___ Data for this exercise ___

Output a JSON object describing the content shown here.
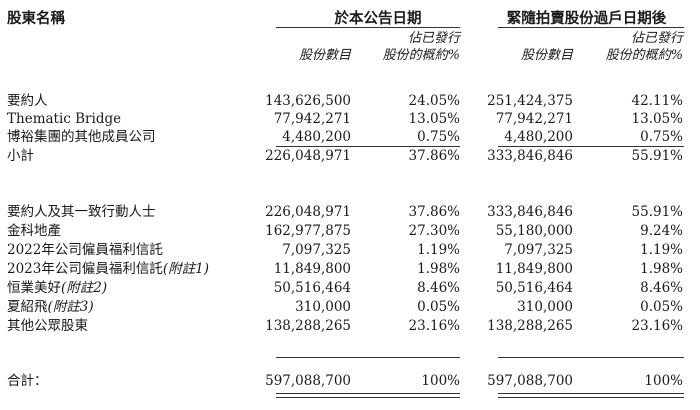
{
  "header": {
    "shareholder_label": "股東名稱",
    "group1_title": "於本公告日期",
    "group2_title": "緊隨拍賣股份過戶日期後",
    "shares_label": "股份數目",
    "pct_label_line1": "佔已發行",
    "pct_label_line2": "股份的概約%"
  },
  "rows_a": [
    {
      "name": "要約人",
      "note": "",
      "s1": "143,626,500",
      "p1": "24.05%",
      "s2": "251,424,375",
      "p2": "42.11%"
    },
    {
      "name": "Thematic Bridge",
      "note": "",
      "s1": "77,942,271",
      "p1": "13.05%",
      "s2": "77,942,271",
      "p2": "13.05%"
    },
    {
      "name": "博裕集團的其他成員公司",
      "note": "",
      "s1": "4,480,200",
      "p1": "0.75%",
      "s2": "4,480,200",
      "p2": "0.75%"
    },
    {
      "name": "小計",
      "note": "",
      "s1": "226,048,971",
      "p1": "37.86%",
      "s2": "333,846,846",
      "p2": "55.91%"
    }
  ],
  "rows_b": [
    {
      "name": "要約人及其一致行動人士",
      "note": "",
      "s1": "226,048,971",
      "p1": "37.86%",
      "s2": "333,846,846",
      "p2": "55.91%"
    },
    {
      "name": "金科地產",
      "note": "",
      "s1": "162,977,875",
      "p1": "27.30%",
      "s2": "55,180,000",
      "p2": "9.24%"
    },
    {
      "name": "2022年公司僱員福利信託",
      "note": "",
      "s1": "7,097,325",
      "p1": "1.19%",
      "s2": "7,097,325",
      "p2": "1.19%"
    },
    {
      "name": "2023年公司僱員福利信託",
      "note": "(附註1)",
      "s1": "11,849,800",
      "p1": "1.98%",
      "s2": "11,849,800",
      "p2": "1.98%"
    },
    {
      "name": "恒業美好",
      "note": "(附註2)",
      "s1": "50,516,464",
      "p1": "8.46%",
      "s2": "50,516,464",
      "p2": "8.46%"
    },
    {
      "name": "夏紹飛",
      "note": "(附註3)",
      "s1": "310,000",
      "p1": "0.05%",
      "s2": "310,000",
      "p2": "0.05%"
    },
    {
      "name": "其他公眾股東",
      "note": "",
      "s1": "138,288,265",
      "p1": "23.16%",
      "s2": "138,288,265",
      "p2": "23.16%"
    }
  ],
  "total": {
    "name": "合計：",
    "s1": "597,088,700",
    "p1": "100%",
    "s2": "597,088,700",
    "p2": "100%"
  }
}
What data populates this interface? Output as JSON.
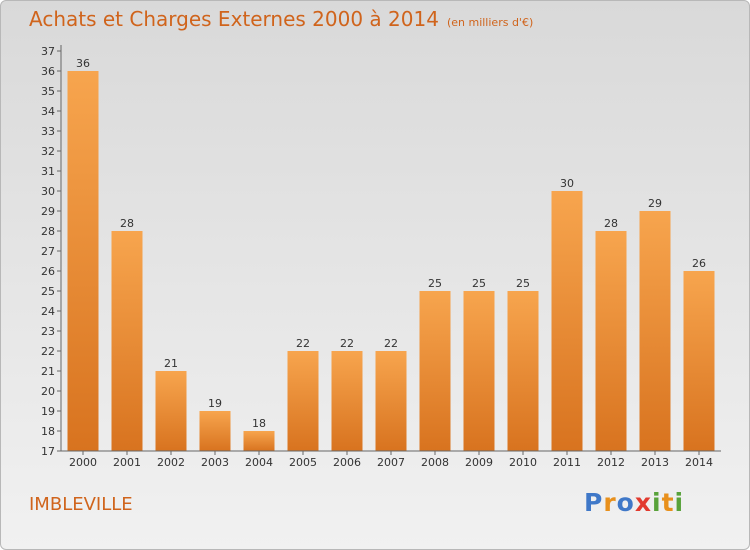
{
  "header": {
    "title": "Achats et Charges Externes 2000 à 2014",
    "subtitle": "(en milliers d'€)"
  },
  "footer": {
    "commune": "IMBLEVILLE",
    "logo": [
      "P",
      "r",
      "o",
      "x",
      "i",
      "t",
      "i"
    ]
  },
  "colors": {
    "accent": "#d0641c",
    "bar_top": "#f7a54e",
    "bar_bottom": "#d8731f",
    "logo": [
      "#3f78c8",
      "#e8901c",
      "#3f78c8",
      "#e23a2e",
      "#58a23a",
      "#e8901c",
      "#58a23a"
    ]
  },
  "chart_data": {
    "type": "bar",
    "title": "Achats et Charges Externes 2000 à 2014",
    "subtitle": "(en milliers d'€)",
    "categories": [
      "2000",
      "2001",
      "2002",
      "2003",
      "2004",
      "2005",
      "2006",
      "2007",
      "2008",
      "2009",
      "2010",
      "2011",
      "2012",
      "2013",
      "2014"
    ],
    "values": [
      36,
      28,
      21,
      19,
      18,
      22,
      22,
      22,
      25,
      25,
      25,
      30,
      28,
      29,
      26
    ],
    "ylim": [
      17,
      37
    ],
    "yticks": [
      17,
      18,
      19,
      20,
      21,
      22,
      23,
      24,
      25,
      26,
      27,
      28,
      29,
      30,
      31,
      32,
      33,
      34,
      35,
      36,
      37
    ],
    "grid": false,
    "legend": "none"
  }
}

___

Written task — Copy out each line of the data where the string "JSON" appears.

Exercise answer —
Output a JSON object describing the content shown here.
What data populates this interface? Output as JSON.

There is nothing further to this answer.